Below are some records; repeat them all exactly, minus the pictures.

--*--

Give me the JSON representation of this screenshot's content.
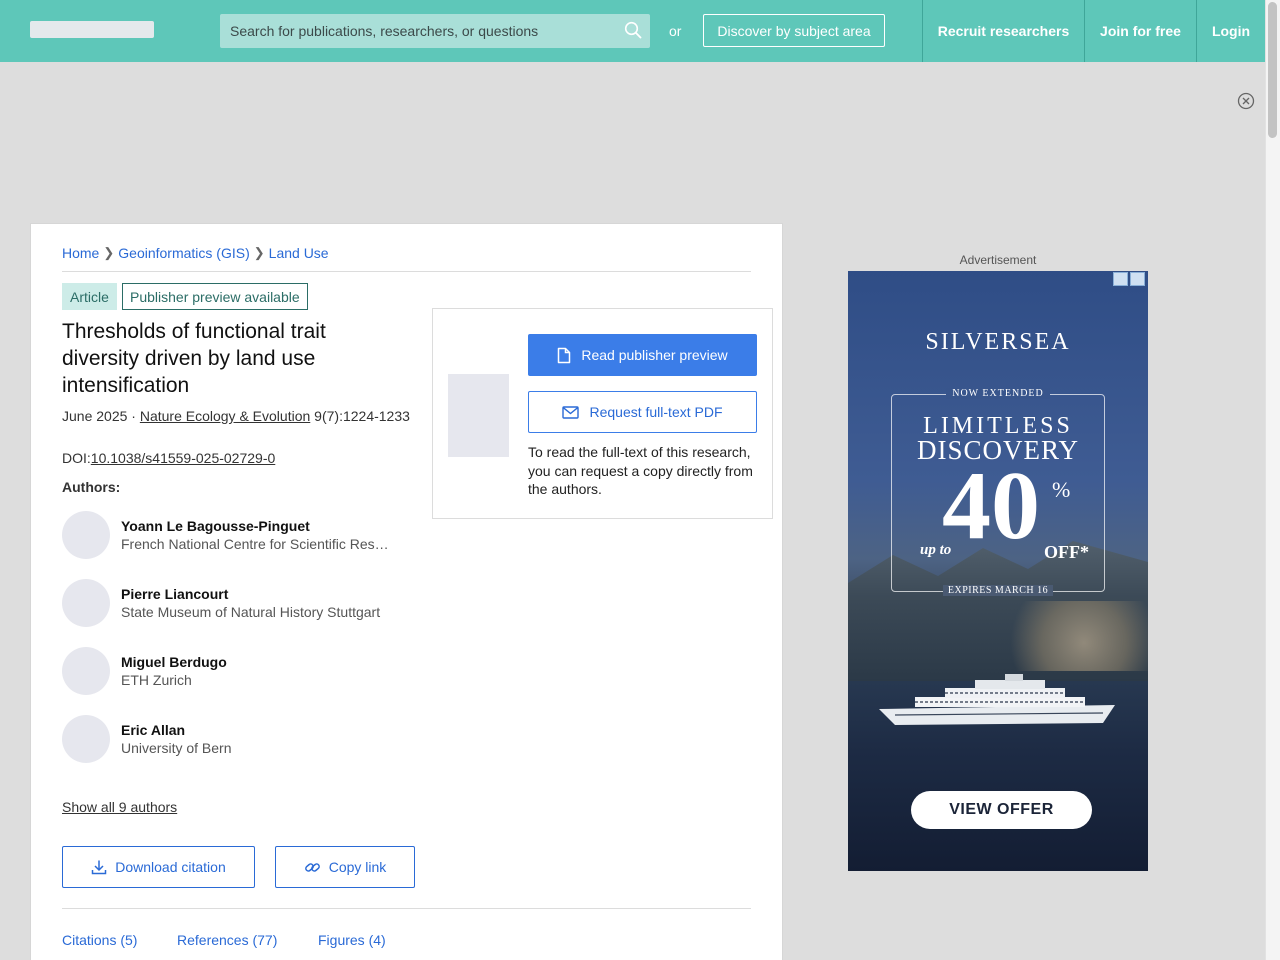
{
  "topbar": {
    "search_placeholder": "Search for publications, researchers, or questions",
    "or_text": "or",
    "discover_label": "Discover by subject area",
    "recruit_label": "Recruit researchers",
    "join_label": "Join for free",
    "login_label": "Login"
  },
  "breadcrumb": {
    "items": [
      "Home",
      "Geoinformatics (GIS)",
      "Land Use"
    ]
  },
  "article": {
    "type_badge": "Article",
    "preview_badge": "Publisher preview available",
    "title": "Thresholds of functional trait diversity driven by land use intensification",
    "date": "June 2025 · ",
    "journal": "Nature Ecology & Evolution",
    "pages": " 9(7):1224-1233",
    "doi_prefix": "DOI:",
    "doi": "10.1038/s41559-025-02729-0",
    "authors_label": "Authors:",
    "authors": [
      {
        "name": "Yoann Le Bagousse-Pinguet",
        "affiliation": "French National Centre for Scientific Research"
      },
      {
        "name": "Pierre Liancourt",
        "affiliation": "State Museum of Natural History Stuttgart"
      },
      {
        "name": "Miguel Berdugo",
        "affiliation": "ETH Zurich"
      },
      {
        "name": "Eric Allan",
        "affiliation": "University of Bern"
      }
    ],
    "show_all": "Show all 9 authors",
    "download_citation": "Download citation",
    "copy_link": "Copy link"
  },
  "tabs": {
    "citations": "Citations (5)",
    "references": "References (77)",
    "figures": "Figures (4)"
  },
  "preview": {
    "read_label": "Read publisher preview",
    "request_label": "Request full-text PDF",
    "note": "To read the full-text of this research, you can request a copy directly from the authors."
  },
  "ad": {
    "label": "Advertisement",
    "brand": "SILVERSEA",
    "extended": "NOW EXTENDED",
    "line1": "LIMITLESS",
    "line2": "DISCOVERY",
    "up_to": "up to",
    "big": "40",
    "pct": "%",
    "off": "OFF*",
    "expires": "EXPIRES MARCH 16",
    "cta": "VIEW OFFER"
  },
  "colors": {
    "topbar": "#5ec7b9",
    "link": "#2a6ad6",
    "primary_button": "#3b7de8"
  },
  "icons": {
    "search": "search-icon",
    "close": "close-circle-icon",
    "download": "download-icon",
    "link": "link-icon",
    "document": "document-icon",
    "mail": "mail-icon"
  }
}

--*--

* SOLUTION TO THIS TASK:
Give me the JSON representation of this screenshot's content.
{
  "topbar": {
    "search_placeholder": "Search for publications, researchers, or questions",
    "or_text": "or",
    "discover_label": "Discover by subject area",
    "recruit_label": "Recruit researchers",
    "join_label": "Join for free",
    "login_label": "Login"
  },
  "breadcrumb": {
    "items": [
      "Home",
      "Geoinformatics (GIS)",
      "Land Use"
    ]
  },
  "article": {
    "type_badge": "Article",
    "preview_badge": "Publisher preview available",
    "title": "Thresholds of functional trait diversity driven by land use intensification",
    "date": "June 2025 · ",
    "journal": "Nature Ecology & Evolution",
    "pages": " 9(7):1224-1233",
    "doi_prefix": "DOI:",
    "doi": "10.1038/s41559-025-02729-0",
    "authors_label": "Authors:",
    "authors": [
      {
        "name": "Yoann Le Bagousse-Pinguet",
        "affiliation": "French National Centre for Scientific Research"
      },
      {
        "name": "Pierre Liancourt",
        "affiliation": "State Museum of Natural History Stuttgart"
      },
      {
        "name": "Miguel Berdugo",
        "affiliation": "ETH Zurich"
      },
      {
        "name": "Eric Allan",
        "affiliation": "University of Bern"
      }
    ],
    "show_all": "Show all 9 authors",
    "download_citation": "Download citation",
    "copy_link": "Copy link"
  },
  "tabs": {
    "citations": "Citations (5)",
    "references": "References (77)",
    "figures": "Figures (4)"
  },
  "preview": {
    "read_label": "Read publisher preview",
    "request_label": "Request full-text PDF",
    "note": "To read the full-text of this research, you can request a copy directly from the authors."
  },
  "ad": {
    "label": "Advertisement",
    "brand": "SILVERSEA",
    "extended": "NOW EXTENDED",
    "line1": "LIMITLESS",
    "line2": "DISCOVERY",
    "up_to": "up to",
    "big": "40",
    "pct": "%",
    "off": "OFF*",
    "expires": "EXPIRES MARCH 16",
    "cta": "VIEW OFFER"
  },
  "colors": {
    "topbar": "#5ec7b9",
    "link": "#2a6ad6",
    "primary_button": "#3b7de8"
  },
  "icons": {
    "search": "search-icon",
    "close": "close-circle-icon",
    "download": "download-icon",
    "link": "link-icon",
    "document": "document-icon",
    "mail": "mail-icon"
  }
}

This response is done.